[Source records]
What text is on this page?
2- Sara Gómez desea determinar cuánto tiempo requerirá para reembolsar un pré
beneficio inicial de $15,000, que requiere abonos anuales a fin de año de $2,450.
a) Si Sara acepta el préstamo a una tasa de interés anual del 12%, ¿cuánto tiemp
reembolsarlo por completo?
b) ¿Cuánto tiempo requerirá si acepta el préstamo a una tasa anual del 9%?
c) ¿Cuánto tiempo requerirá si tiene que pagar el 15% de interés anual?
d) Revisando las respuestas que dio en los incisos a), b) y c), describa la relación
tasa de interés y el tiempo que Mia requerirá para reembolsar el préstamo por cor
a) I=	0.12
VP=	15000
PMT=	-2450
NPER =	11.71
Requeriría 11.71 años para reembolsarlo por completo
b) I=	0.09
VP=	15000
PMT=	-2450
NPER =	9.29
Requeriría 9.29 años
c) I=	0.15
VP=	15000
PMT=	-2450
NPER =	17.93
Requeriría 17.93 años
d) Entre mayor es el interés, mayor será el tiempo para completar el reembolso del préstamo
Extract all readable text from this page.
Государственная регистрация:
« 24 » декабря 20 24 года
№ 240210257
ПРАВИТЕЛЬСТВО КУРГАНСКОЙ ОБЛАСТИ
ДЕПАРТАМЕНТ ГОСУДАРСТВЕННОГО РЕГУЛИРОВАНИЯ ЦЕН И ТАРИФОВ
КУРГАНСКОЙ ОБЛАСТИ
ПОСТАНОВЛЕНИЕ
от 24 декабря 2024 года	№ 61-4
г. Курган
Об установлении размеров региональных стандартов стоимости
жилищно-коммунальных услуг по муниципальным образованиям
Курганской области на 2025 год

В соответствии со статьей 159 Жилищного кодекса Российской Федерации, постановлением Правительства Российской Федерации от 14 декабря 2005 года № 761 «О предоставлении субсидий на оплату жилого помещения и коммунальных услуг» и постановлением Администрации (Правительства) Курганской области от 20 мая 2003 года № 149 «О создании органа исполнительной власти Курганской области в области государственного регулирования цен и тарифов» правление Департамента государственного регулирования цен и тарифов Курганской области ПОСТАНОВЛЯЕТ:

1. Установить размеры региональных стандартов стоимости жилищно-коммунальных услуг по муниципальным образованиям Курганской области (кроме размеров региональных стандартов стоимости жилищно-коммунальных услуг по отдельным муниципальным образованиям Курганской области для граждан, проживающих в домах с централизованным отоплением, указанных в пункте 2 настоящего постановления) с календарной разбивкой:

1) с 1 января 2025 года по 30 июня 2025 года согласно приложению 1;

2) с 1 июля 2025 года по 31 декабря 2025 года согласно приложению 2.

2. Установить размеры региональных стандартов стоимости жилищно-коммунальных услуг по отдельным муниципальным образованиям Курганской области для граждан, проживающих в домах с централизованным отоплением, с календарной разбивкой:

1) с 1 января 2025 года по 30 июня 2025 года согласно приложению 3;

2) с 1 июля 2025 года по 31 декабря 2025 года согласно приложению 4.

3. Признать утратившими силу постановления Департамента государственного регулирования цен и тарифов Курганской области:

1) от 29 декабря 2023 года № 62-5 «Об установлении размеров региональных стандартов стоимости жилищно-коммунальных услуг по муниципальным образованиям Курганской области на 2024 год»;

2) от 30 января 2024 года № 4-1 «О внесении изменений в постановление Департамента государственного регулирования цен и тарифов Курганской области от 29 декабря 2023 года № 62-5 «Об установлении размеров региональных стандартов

**Description of the task**:
Copy out the whole listing exactly; please set it all down.

**Answer**:
What text is on this page?
2- Sara Gómez desea determinar cuánto tiempo requerirá para reembolsar un pré
beneficio inicial de $15,000, que requiere abonos anuales a fin de año de $2,450.
a) Si Sara acepta el préstamo a una tasa de interés anual del 12%, ¿cuánto tiemp
reembolsarlo por completo?
b) ¿Cuánto tiempo requerirá si acepta el préstamo a una tasa anual del 9%?
c) ¿Cuánto tiempo requerirá si tiene que pagar el 15% de interés anual?
d) Revisando las respuestas que dio en los incisos a), b) y c), describa la relación
tasa de interés y el tiempo que Mia requerirá para reembolsar el préstamo por cor
a) I=	0.12
VP=	15000
PMT=	-2450
NPER =	11.71
Requeriría 11.71 años para reembolsarlo por completo
b) I=	0.09
VP=	15000
PMT=	-2450
NPER =	9.29
Requeriría 9.29 años
c) I=	0.15
VP=	15000
PMT=	-2450
NPER =	17.93
Requeriría 17.93 años
d) Entre mayor es el interés, mayor será el tiempo para completar el reembolso del préstamo
Extract all readable text from this page.
Государственная регистрация:
« 24 » декабря 20 24 года
№ 240210257
ПРАВИТЕЛЬСТВО КУРГАНСКОЙ ОБЛАСТИ
ДЕПАРТАМЕНТ ГОСУДАРСТВЕННОГО РЕГУЛИРОВАНИЯ ЦЕН И ТАРИФОВ
КУРГАНСКОЙ ОБЛАСТИ
ПОСТАНОВЛЕНИЕ
от 24 декабря 2024 года	№ 61-4
г. Курган
Об установлении размеров региональных стандартов стоимости
жилищно-коммунальных услуг по муниципальным образованиям
Курганской области на 2025 год

В соответствии со статьей 159 Жилищного кодекса Российской Федерации, постановлением Правительства Российской Федерации от 14 декабря 2005 года № 761 «О предоставлении субсидий на оплату жилого помещения и коммунальных услуг» и постановлением Администрации (Правительства) Курганской области от 20 мая 2003 года № 149 «О создании органа исполнительной власти Курганской области в области государственного регулирования цен и тарифов» правление Департамента государственного регулирования цен и тарифов Курганской области ПОСТАНОВЛЯЕТ:

1. Установить размеры региональных стандартов стоимости жилищно-коммунальных услуг по муниципальным образованиям Курганской области (кроме размеров региональных стандартов стоимости жилищно-коммунальных услуг по отдельным муниципальным образованиям Курганской области для граждан, проживающих в домах с централизованным отоплением, указанных в пункте 2 настоящего постановления) с календарной разбивкой:

1) с 1 января 2025 года по 30 июня 2025 года согласно приложению 1;

2) с 1 июля 2025 года по 31 декабря 2025 года согласно приложению 2.

2. Установить размеры региональных стандартов стоимости жилищно-коммунальных услуг по отдельным муниципальным образованиям Курганской области для граждан, проживающих в домах с централизованным отоплением, с календарной разбивкой:

1) с 1 января 2025 года по 30 июня 2025 года согласно приложению 3;

2) с 1 июля 2025 года по 31 декабря 2025 года согласно приложению 4.

3. Признать утратившими силу постановления Департамента государственного регулирования цен и тарифов Курганской области:

1) от 29 декабря 2023 года № 62-5 «Об установлении размеров региональных стандартов стоимости жилищно-коммунальных услуг по муниципальным образованиям Курганской области на 2024 год»;

2) от 30 января 2024 года № 4-1 «О внесении изменений в постановление Департамента государственного регулирования цен и тарифов Курганской области от 29 декабря 2023 года № 62-5 «Об установлении размеров региональных стандартов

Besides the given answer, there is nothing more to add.